### Provided text
((
Here, try this; it should be faster:

pdf = x \[Function] x/2;
cdf = x \[Function] Evaluate[Integrate[pdf[t], {t, 0, x}]]
cdfinv = y \[Function] 2 Sqrt[y]
rand = cdfinv[RandomReal[{0, 1}, {1000000}]]; // RepeatedTiming // First

0.009

One million random number is a percent of a second.

Plotting a histogram to check the distribution is correct:

Histogram[rand]

enter image description here

Actually, there is also a built-in method for this. It goes like this:

distro = ProbabilityDistribution[x/2, {x, 0, 2}];
rand = RandomVariate[distro, 1000000]; // RepeatedTiming // First

0.08

For some reason, it is significantly slower...

Acceptance/rejection method

A listable approach

If you insist on using the "acceptance/rejection method" (better know as Monte Carlo method, you can do this:

n = 2000000;
First@RepeatedTiming[

  x = RandomReal[{0, 2}, n];
  y = RandomReal[{0, 1}, n];
  rand = Pick[x, UnitStep[Subtract[pdf[x], y]], 1];

  ]

0.062

This generates about a million random numbers with 0.062 seconds. I would strongly discourage methods that use Append repeatedly, because the will quadratic complexity and are very memory bound (each time Append is called, you have to copy the full array).

An approach with Internal`Bag

This is very, very slow, also because random numbers a more efficiently created in bulks instead of one-by-one.
))
### Challenge
Copy the part of the random-sampling text that begins at the words "If you insist" and stops after "the full array).".

### Data extract
((
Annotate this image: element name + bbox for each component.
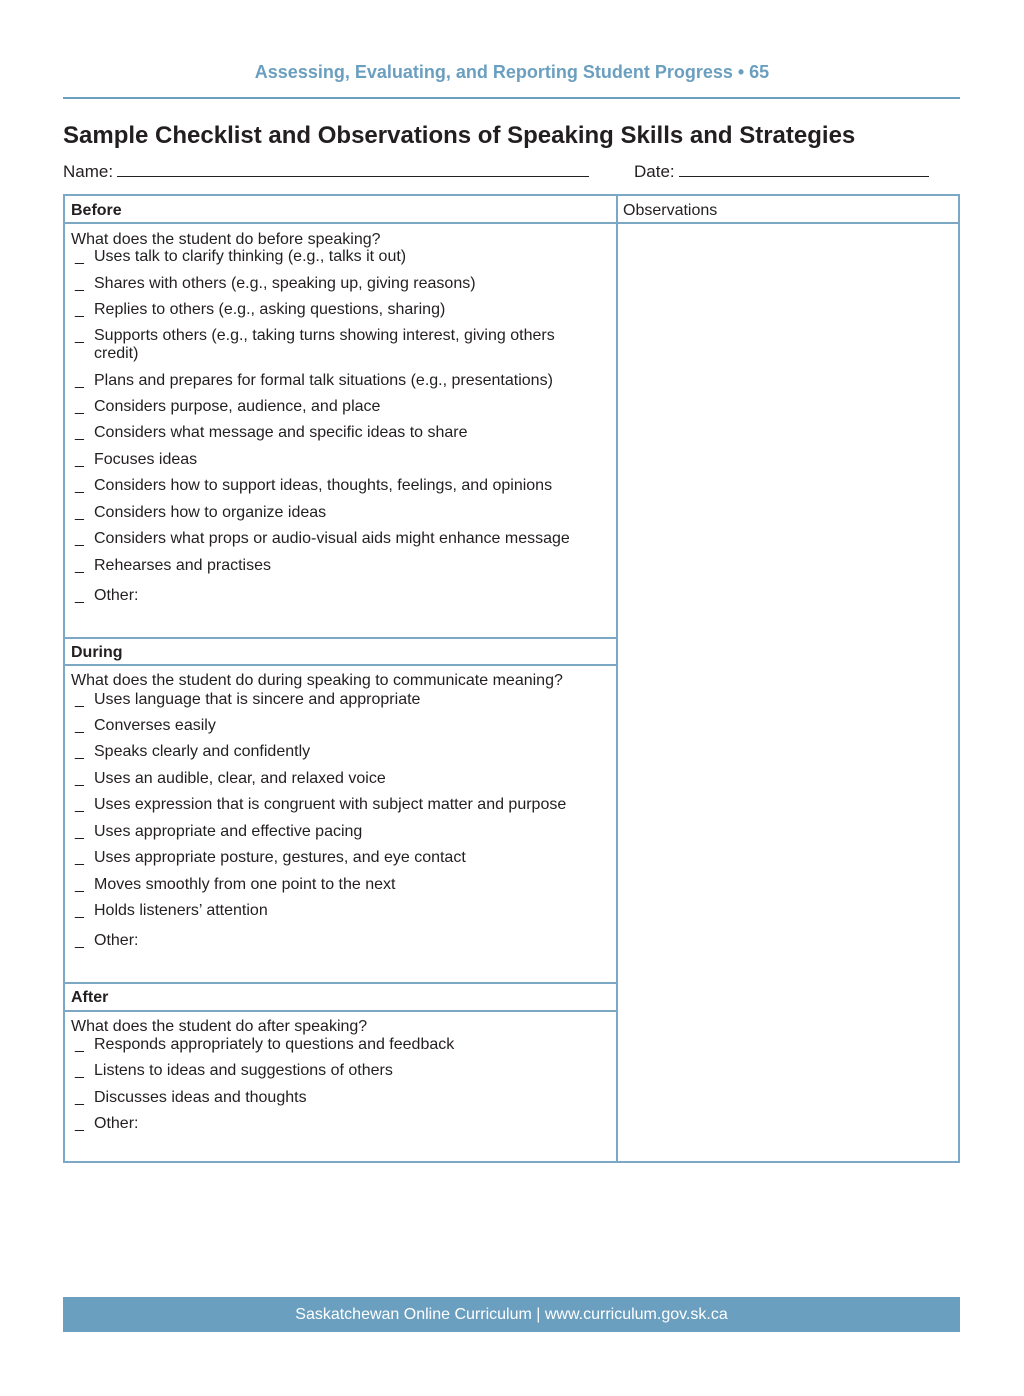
))
### Reply
If you insist on using the "acceptance/rejection method" (better know as Monte Carlo method, you can do this:

n = 2000000;
First@RepeatedTiming[

  x = RandomReal[{0, 2}, n];
  y = RandomReal[{0, 1}, n];
  rand = Pick[x, UnitStep[Subtract[pdf[x], y]], 1];

  ]

0.062

This generates about a million random numbers with 0.062 seconds. I would strongly discourage methods that use Append repeatedly, because the will quadratic complexity and are very memory bound (each time Append is called, you have to copy the full array).